### WRITTEN REQUEST
Your task is to give the listing below back word for word, pictures excluded.

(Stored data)
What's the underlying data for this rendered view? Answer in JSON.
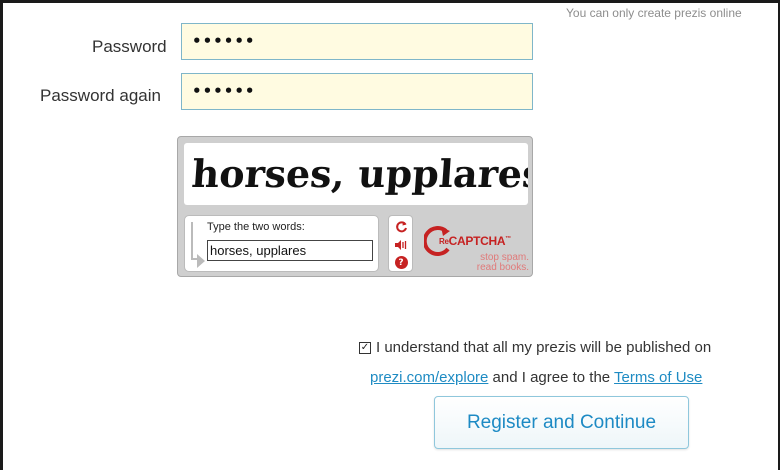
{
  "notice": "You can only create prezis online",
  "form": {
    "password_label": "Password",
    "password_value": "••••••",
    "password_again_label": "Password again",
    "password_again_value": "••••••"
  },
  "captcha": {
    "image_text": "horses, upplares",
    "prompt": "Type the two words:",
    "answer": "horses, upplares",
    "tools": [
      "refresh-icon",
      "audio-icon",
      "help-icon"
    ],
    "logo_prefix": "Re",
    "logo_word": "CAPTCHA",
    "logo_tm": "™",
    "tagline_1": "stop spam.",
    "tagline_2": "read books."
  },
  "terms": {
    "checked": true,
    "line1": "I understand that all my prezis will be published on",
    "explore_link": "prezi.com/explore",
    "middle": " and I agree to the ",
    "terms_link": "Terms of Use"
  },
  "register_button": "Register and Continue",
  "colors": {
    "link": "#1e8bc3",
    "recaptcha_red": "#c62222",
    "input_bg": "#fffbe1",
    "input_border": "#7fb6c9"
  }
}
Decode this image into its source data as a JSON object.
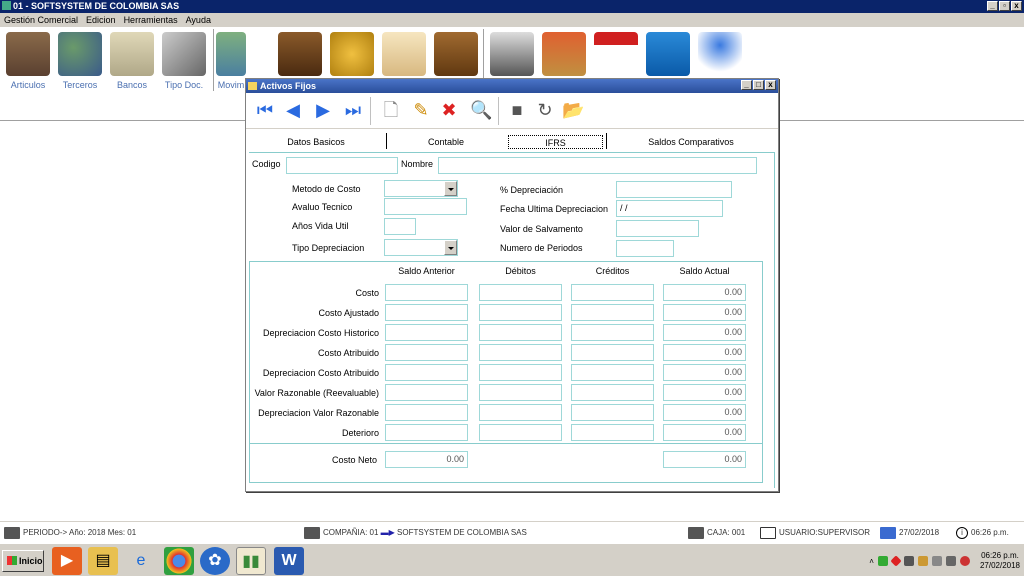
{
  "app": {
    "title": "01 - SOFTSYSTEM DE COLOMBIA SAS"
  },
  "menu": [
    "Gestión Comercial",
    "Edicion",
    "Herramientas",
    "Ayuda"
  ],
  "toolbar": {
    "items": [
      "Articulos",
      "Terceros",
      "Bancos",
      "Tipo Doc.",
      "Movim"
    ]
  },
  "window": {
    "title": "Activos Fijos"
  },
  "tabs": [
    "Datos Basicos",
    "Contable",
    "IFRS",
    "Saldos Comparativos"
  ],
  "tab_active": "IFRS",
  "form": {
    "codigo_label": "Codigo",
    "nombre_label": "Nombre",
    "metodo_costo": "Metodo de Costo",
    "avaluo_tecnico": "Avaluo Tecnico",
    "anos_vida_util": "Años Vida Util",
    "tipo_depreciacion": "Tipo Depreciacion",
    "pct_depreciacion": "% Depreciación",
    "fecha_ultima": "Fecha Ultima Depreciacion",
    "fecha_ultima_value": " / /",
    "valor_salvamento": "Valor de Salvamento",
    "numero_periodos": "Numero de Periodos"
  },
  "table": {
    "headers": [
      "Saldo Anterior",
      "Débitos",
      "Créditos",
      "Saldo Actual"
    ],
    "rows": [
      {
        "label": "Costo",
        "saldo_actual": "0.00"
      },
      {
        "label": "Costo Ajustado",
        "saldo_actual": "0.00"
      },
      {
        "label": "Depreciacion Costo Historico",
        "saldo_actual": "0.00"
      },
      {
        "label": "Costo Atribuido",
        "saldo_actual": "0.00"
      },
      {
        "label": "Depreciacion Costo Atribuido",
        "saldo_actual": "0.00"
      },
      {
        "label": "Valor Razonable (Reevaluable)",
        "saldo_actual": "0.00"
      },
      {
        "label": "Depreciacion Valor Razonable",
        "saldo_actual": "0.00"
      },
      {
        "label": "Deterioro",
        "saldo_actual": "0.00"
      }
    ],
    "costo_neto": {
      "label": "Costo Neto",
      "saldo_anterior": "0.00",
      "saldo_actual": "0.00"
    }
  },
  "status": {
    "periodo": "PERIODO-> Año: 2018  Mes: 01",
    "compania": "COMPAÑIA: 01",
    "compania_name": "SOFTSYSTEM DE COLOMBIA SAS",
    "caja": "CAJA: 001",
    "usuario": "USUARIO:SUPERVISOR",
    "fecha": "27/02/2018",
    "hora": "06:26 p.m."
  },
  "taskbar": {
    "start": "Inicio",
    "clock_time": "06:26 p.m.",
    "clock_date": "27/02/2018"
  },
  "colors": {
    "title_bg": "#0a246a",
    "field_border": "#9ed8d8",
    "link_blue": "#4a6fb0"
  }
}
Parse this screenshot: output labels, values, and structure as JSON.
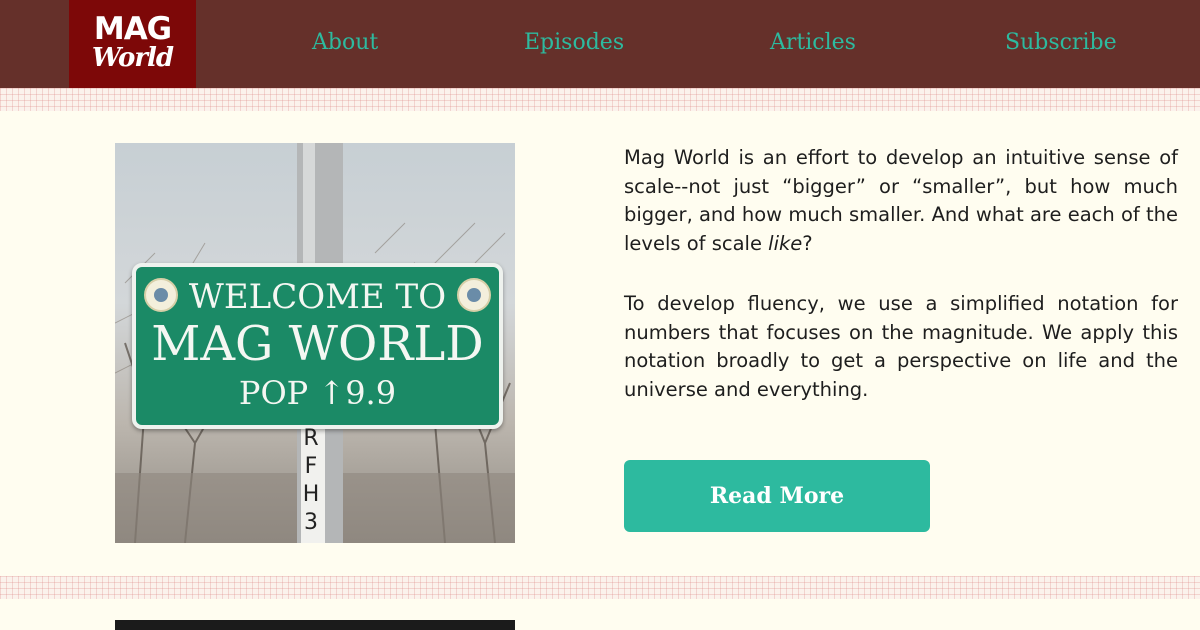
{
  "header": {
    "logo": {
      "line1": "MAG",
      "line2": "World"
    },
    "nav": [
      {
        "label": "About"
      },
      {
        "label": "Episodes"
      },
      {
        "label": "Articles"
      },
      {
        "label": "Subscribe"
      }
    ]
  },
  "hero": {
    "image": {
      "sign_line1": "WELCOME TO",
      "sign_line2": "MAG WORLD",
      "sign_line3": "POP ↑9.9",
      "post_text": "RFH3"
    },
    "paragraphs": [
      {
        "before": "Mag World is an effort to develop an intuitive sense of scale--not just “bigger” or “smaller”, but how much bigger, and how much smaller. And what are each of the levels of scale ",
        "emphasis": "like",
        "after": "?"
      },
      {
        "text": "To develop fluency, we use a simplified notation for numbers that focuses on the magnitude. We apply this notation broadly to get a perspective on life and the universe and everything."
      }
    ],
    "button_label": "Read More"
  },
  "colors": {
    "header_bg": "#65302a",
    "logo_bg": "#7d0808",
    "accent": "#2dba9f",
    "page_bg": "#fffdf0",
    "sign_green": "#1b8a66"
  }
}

### ANSWER
What's the underlying data for this rendered view? Answer in JSON.
{
  "notice": "You can only create prezis online",
  "form": {
    "password_label": "Password",
    "password_value": "••••••",
    "password_again_label": "Password again",
    "password_again_value": "••••••"
  },
  "captcha": {
    "image_text": "horses, upplares",
    "prompt": "Type the two words:",
    "answer": "horses, upplares",
    "tools": [
      "refresh-icon",
      "audio-icon",
      "help-icon"
    ],
    "logo_prefix": "Re",
    "logo_word": "CAPTCHA",
    "logo_tm": "™",
    "tagline_1": "stop spam.",
    "tagline_2": "read books."
  },
  "terms": {
    "checked": true,
    "line1": "I understand that all my prezis will be published on",
    "explore_link": "prezi.com/explore",
    "middle": " and I agree to the ",
    "terms_link": "Terms of Use"
  },
  "register_button": "Register and Continue",
  "colors": {
    "link": "#1e8bc3",
    "recaptcha_red": "#c62222",
    "input_bg": "#fffbe1",
    "input_border": "#7fb6c9"
  }
}
Decode this image into its source data as a JSON object.
{
  "app": {
    "title": "01 - SOFTSYSTEM DE COLOMBIA SAS"
  },
  "menu": [
    "Gestión Comercial",
    "Edicion",
    "Herramientas",
    "Ayuda"
  ],
  "toolbar": {
    "items": [
      "Articulos",
      "Terceros",
      "Bancos",
      "Tipo Doc.",
      "Movim"
    ]
  },
  "window": {
    "title": "Activos Fijos"
  },
  "tabs": [
    "Datos Basicos",
    "Contable",
    "IFRS",
    "Saldos Comparativos"
  ],
  "tab_active": "IFRS",
  "form": {
    "codigo_label": "Codigo",
    "nombre_label": "Nombre",
    "metodo_costo": "Metodo de Costo",
    "avaluo_tecnico": "Avaluo Tecnico",
    "anos_vida_util": "Años Vida Util",
    "tipo_depreciacion": "Tipo Depreciacion",
    "pct_depreciacion": "% Depreciación",
    "fecha_ultima": "Fecha Ultima Depreciacion",
    "fecha_ultima_value": " / /",
    "valor_salvamento": "Valor de Salvamento",
    "numero_periodos": "Numero de Periodos"
  },
  "table": {
    "headers": [
      "Saldo Anterior",
      "Débitos",
      "Créditos",
      "Saldo Actual"
    ],
    "rows": [
      {
        "label": "Costo",
        "saldo_actual": "0.00"
      },
      {
        "label": "Costo Ajustado",
        "saldo_actual": "0.00"
      },
      {
        "label": "Depreciacion Costo Historico",
        "saldo_actual": "0.00"
      },
      {
        "label": "Costo Atribuido",
        "saldo_actual": "0.00"
      },
      {
        "label": "Depreciacion Costo Atribuido",
        "saldo_actual": "0.00"
      },
      {
        "label": "Valor Razonable (Reevaluable)",
        "saldo_actual": "0.00"
      },
      {
        "label": "Depreciacion Valor Razonable",
        "saldo_actual": "0.00"
      },
      {
        "label": "Deterioro",
        "saldo_actual": "0.00"
      }
    ],
    "costo_neto": {
      "label": "Costo Neto",
      "saldo_anterior": "0.00",
      "saldo_actual": "0.00"
    }
  },
  "status": {
    "periodo": "PERIODO-> Año: 2018  Mes: 01",
    "compania": "COMPAÑIA: 01",
    "compania_name": "SOFTSYSTEM DE COLOMBIA SAS",
    "caja": "CAJA: 001",
    "usuario": "USUARIO:SUPERVISOR",
    "fecha": "27/02/2018",
    "hora": "06:26 p.m."
  },
  "taskbar": {
    "start": "Inicio",
    "clock_time": "06:26 p.m.",
    "clock_date": "27/02/2018"
  },
  "colors": {
    "title_bg": "#0a246a",
    "field_border": "#9ed8d8",
    "link_blue": "#4a6fb0"
  }
}
Parse this screenshot: output labels, values, and structure as JSON.
{
  "header": {
    "logo": {
      "line1": "MAG",
      "line2": "World"
    },
    "nav": [
      {
        "label": "About"
      },
      {
        "label": "Episodes"
      },
      {
        "label": "Articles"
      },
      {
        "label": "Subscribe"
      }
    ]
  },
  "hero": {
    "image": {
      "sign_line1": "WELCOME TO",
      "sign_line2": "MAG WORLD",
      "sign_line3": "POP ↑9.9",
      "post_text": "RFH3"
    },
    "paragraphs": [
      {
        "before": "Mag World is an effort to develop an intuitive sense of scale--not just “bigger” or “smaller”, but how much bigger, and how much smaller. And what are each of the levels of scale ",
        "emphasis": "like",
        "after": "?"
      },
      {
        "text": "To develop fluency, we use a simplified notation for numbers that focuses on the magnitude. We apply this notation broadly to get a perspective on life and the universe and everything."
      }
    ],
    "button_label": "Read More"
  },
  "colors": {
    "header_bg": "#65302a",
    "logo_bg": "#7d0808",
    "accent": "#2dba9f",
    "page_bg": "#fffdf0",
    "sign_green": "#1b8a66"
  }
}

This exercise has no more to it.